Aim of the exercise.
Write out the complete material exactly as it stands.

Record extracts.
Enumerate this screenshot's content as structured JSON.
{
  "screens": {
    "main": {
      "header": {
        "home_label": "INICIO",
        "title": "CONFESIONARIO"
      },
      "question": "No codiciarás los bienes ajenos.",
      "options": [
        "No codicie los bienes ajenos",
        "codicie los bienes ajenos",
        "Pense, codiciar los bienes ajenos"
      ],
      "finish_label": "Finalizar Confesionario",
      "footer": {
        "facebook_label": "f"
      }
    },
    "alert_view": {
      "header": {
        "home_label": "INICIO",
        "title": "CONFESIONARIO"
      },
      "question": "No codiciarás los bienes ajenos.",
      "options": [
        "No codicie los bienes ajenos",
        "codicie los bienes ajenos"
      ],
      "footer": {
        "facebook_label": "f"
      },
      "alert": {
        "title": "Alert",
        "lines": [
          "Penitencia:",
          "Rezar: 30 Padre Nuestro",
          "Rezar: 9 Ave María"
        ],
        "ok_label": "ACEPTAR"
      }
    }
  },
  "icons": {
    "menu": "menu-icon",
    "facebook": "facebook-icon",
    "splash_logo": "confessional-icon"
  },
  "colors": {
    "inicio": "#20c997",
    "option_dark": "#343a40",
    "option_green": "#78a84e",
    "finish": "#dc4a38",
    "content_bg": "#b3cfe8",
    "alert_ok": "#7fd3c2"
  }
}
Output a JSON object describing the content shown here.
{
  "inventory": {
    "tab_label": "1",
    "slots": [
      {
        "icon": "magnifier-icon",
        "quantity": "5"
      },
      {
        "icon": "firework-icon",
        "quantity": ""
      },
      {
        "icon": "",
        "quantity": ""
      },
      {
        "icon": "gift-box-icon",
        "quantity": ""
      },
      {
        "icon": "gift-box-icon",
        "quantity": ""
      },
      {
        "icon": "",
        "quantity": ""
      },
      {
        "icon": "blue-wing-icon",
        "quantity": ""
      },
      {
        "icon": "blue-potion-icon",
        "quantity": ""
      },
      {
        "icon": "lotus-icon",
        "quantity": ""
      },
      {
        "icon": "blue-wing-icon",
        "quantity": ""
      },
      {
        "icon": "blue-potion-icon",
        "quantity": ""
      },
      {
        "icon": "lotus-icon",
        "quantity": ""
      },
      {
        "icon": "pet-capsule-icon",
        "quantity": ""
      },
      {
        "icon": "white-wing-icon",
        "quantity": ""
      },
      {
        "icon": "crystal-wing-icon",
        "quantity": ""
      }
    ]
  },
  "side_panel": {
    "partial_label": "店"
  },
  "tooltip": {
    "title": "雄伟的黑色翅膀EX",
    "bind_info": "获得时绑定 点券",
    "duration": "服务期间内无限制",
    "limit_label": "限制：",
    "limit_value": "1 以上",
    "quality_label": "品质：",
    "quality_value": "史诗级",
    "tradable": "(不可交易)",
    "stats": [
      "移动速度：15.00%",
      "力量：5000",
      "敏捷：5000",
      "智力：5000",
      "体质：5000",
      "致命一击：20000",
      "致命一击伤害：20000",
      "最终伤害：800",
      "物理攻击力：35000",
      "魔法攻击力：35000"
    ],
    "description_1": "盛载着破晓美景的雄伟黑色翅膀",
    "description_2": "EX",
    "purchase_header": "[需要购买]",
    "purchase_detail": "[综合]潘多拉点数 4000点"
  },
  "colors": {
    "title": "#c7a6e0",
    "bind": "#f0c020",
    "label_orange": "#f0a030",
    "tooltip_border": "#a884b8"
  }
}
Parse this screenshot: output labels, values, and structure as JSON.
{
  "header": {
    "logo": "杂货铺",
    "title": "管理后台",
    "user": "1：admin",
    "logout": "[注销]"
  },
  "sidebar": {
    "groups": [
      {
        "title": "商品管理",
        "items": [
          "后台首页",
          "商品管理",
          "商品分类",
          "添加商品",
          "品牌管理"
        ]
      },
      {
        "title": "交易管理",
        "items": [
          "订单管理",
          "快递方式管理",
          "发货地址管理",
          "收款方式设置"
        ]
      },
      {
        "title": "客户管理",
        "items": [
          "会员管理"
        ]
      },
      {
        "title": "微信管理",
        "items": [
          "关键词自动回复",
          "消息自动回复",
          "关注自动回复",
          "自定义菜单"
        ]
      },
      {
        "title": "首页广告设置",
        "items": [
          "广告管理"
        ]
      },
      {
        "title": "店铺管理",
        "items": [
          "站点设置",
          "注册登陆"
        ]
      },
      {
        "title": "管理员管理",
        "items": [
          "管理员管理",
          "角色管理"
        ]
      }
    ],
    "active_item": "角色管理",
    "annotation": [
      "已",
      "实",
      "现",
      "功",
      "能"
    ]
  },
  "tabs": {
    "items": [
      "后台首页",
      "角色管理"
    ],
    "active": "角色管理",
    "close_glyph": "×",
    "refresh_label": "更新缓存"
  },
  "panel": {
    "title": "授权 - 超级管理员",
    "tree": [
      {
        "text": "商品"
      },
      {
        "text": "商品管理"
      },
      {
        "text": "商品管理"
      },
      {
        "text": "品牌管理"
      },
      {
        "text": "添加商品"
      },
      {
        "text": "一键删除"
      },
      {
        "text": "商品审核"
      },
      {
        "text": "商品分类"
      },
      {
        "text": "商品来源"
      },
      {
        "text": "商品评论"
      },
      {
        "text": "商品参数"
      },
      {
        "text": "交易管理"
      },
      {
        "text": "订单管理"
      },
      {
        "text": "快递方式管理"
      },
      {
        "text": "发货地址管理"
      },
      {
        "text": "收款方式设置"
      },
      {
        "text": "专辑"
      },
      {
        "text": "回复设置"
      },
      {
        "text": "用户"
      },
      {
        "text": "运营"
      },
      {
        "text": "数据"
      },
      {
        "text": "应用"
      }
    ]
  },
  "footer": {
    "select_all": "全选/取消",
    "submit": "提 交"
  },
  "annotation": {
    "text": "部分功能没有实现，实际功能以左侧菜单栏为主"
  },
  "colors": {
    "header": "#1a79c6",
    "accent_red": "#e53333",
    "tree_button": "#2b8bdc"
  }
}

Task result.
Enumerate this screenshot's content as structured JSON.
{
  "screens": {
    "main": {
      "header": {
        "home_label": "INICIO",
        "title": "CONFESIONARIO"
      },
      "question": "No codiciarás los bienes ajenos.",
      "options": [
        "No codicie los bienes ajenos",
        "codicie los bienes ajenos",
        "Pense, codiciar los bienes ajenos"
      ],
      "finish_label": "Finalizar Confesionario",
      "footer": {
        "facebook_label": "f"
      }
    },
    "alert_view": {
      "header": {
        "home_label": "INICIO",
        "title": "CONFESIONARIO"
      },
      "question": "No codiciarás los bienes ajenos.",
      "options": [
        "No codicie los bienes ajenos",
        "codicie los bienes ajenos"
      ],
      "footer": {
        "facebook_label": "f"
      },
      "alert": {
        "title": "Alert",
        "lines": [
          "Penitencia:",
          "Rezar: 30 Padre Nuestro",
          "Rezar: 9 Ave María"
        ],
        "ok_label": "ACEPTAR"
      }
    }
  },
  "icons": {
    "menu": "menu-icon",
    "facebook": "facebook-icon",
    "splash_logo": "confessional-icon"
  },
  "colors": {
    "inicio": "#20c997",
    "option_dark": "#343a40",
    "option_green": "#78a84e",
    "finish": "#dc4a38",
    "content_bg": "#b3cfe8",
    "alert_ok": "#7fd3c2"
  }
}
Output a JSON object describing the content shown here.
{
  "inventory": {
    "tab_label": "1",
    "slots": [
      {
        "icon": "magnifier-icon",
        "quantity": "5"
      },
      {
        "icon": "firework-icon",
        "quantity": ""
      },
      {
        "icon": "",
        "quantity": ""
      },
      {
        "icon": "gift-box-icon",
        "quantity": ""
      },
      {
        "icon": "gift-box-icon",
        "quantity": ""
      },
      {
        "icon": "",
        "quantity": ""
      },
      {
        "icon": "blue-wing-icon",
        "quantity": ""
      },
      {
        "icon": "blue-potion-icon",
        "quantity": ""
      },
      {
        "icon": "lotus-icon",
        "quantity": ""
      },
      {
        "icon": "blue-wing-icon",
        "quantity": ""
      },
      {
        "icon": "blue-potion-icon",
        "quantity": ""
      },
      {
        "icon": "lotus-icon",
        "quantity": ""
      },
      {
        "icon": "pet-capsule-icon",
        "quantity": ""
      },
      {
        "icon": "white-wing-icon",
        "quantity": ""
      },
      {
        "icon": "crystal-wing-icon",
        "quantity": ""
      }
    ]
  },
  "side_panel": {
    "partial_label": "店"
  },
  "tooltip": {
    "title": "雄伟的黑色翅膀EX",
    "bind_info": "获得时绑定 点券",
    "duration": "服务期间内无限制",
    "limit_label": "限制：",
    "limit_value": "1 以上",
    "quality_label": "品质：",
    "quality_value": "史诗级",
    "tradable": "(不可交易)",
    "stats": [
      "移动速度：15.00%",
      "力量：5000",
      "敏捷：5000",
      "智力：5000",
      "体质：5000",
      "致命一击：20000",
      "致命一击伤害：20000",
      "最终伤害：800",
      "物理攻击力：35000",
      "魔法攻击力：35000"
    ],
    "description_1": "盛载着破晓美景的雄伟黑色翅膀",
    "description_2": "EX",
    "purchase_header": "[需要购买]",
    "purchase_detail": "[综合]潘多拉点数 4000点"
  },
  "colors": {
    "title": "#c7a6e0",
    "bind": "#f0c020",
    "label_orange": "#f0a030",
    "tooltip_border": "#a884b8"
  }
}
Parse this screenshot: output labels, values, and structure as JSON.
{
  "header": {
    "logo": "杂货铺",
    "title": "管理后台",
    "user": "1：admin",
    "logout": "[注销]"
  },
  "sidebar": {
    "groups": [
      {
        "title": "商品管理",
        "items": [
          "后台首页",
          "商品管理",
          "商品分类",
          "添加商品",
          "品牌管理"
        ]
      },
      {
        "title": "交易管理",
        "items": [
          "订单管理",
          "快递方式管理",
          "发货地址管理",
          "收款方式设置"
        ]
      },
      {
        "title": "客户管理",
        "items": [
          "会员管理"
        ]
      },
      {
        "title": "微信管理",
        "items": [
          "关键词自动回复",
          "消息自动回复",
          "关注自动回复",
          "自定义菜单"
        ]
      },
      {
        "title": "首页广告设置",
        "items": [
          "广告管理"
        ]
      },
      {
        "title": "店铺管理",
        "items": [
          "站点设置",
          "注册登陆"
        ]
      },
      {
        "title": "管理员管理",
        "items": [
          "管理员管理",
          "角色管理"
        ]
      }
    ],
    "active_item": "角色管理",
    "annotation": [
      "已",
      "实",
      "现",
      "功",
      "能"
    ]
  },
  "tabs": {
    "items": [
      "后台首页",
      "角色管理"
    ],
    "active": "角色管理",
    "close_glyph": "×",
    "refresh_label": "更新缓存"
  },
  "panel": {
    "title": "授权 - 超级管理员",
    "tree": [
      {
        "text": "商品"
      },
      {
        "text": "商品管理"
      },
      {
        "text": "商品管理"
      },
      {
        "text": "品牌管理"
      },
      {
        "text": "添加商品"
      },
      {
        "text": "一键删除"
      },
      {
        "text": "商品审核"
      },
      {
        "text": "商品分类"
      },
      {
        "text": "商品来源"
      },
      {
        "text": "商品评论"
      },
      {
        "text": "商品参数"
      },
      {
        "text": "交易管理"
      },
      {
        "text": "订单管理"
      },
      {
        "text": "快递方式管理"
      },
      {
        "text": "发货地址管理"
      },
      {
        "text": "收款方式设置"
      },
      {
        "text": "专辑"
      },
      {
        "text": "回复设置"
      },
      {
        "text": "用户"
      },
      {
        "text": "运营"
      },
      {
        "text": "数据"
      },
      {
        "text": "应用"
      }
    ]
  },
  "footer": {
    "select_all": "全选/取消",
    "submit": "提 交"
  },
  "annotation": {
    "text": "部分功能没有实现，实际功能以左侧菜单栏为主"
  },
  "colors": {
    "header": "#1a79c6",
    "accent_red": "#e53333",
    "tree_button": "#2b8bdc"
  }
}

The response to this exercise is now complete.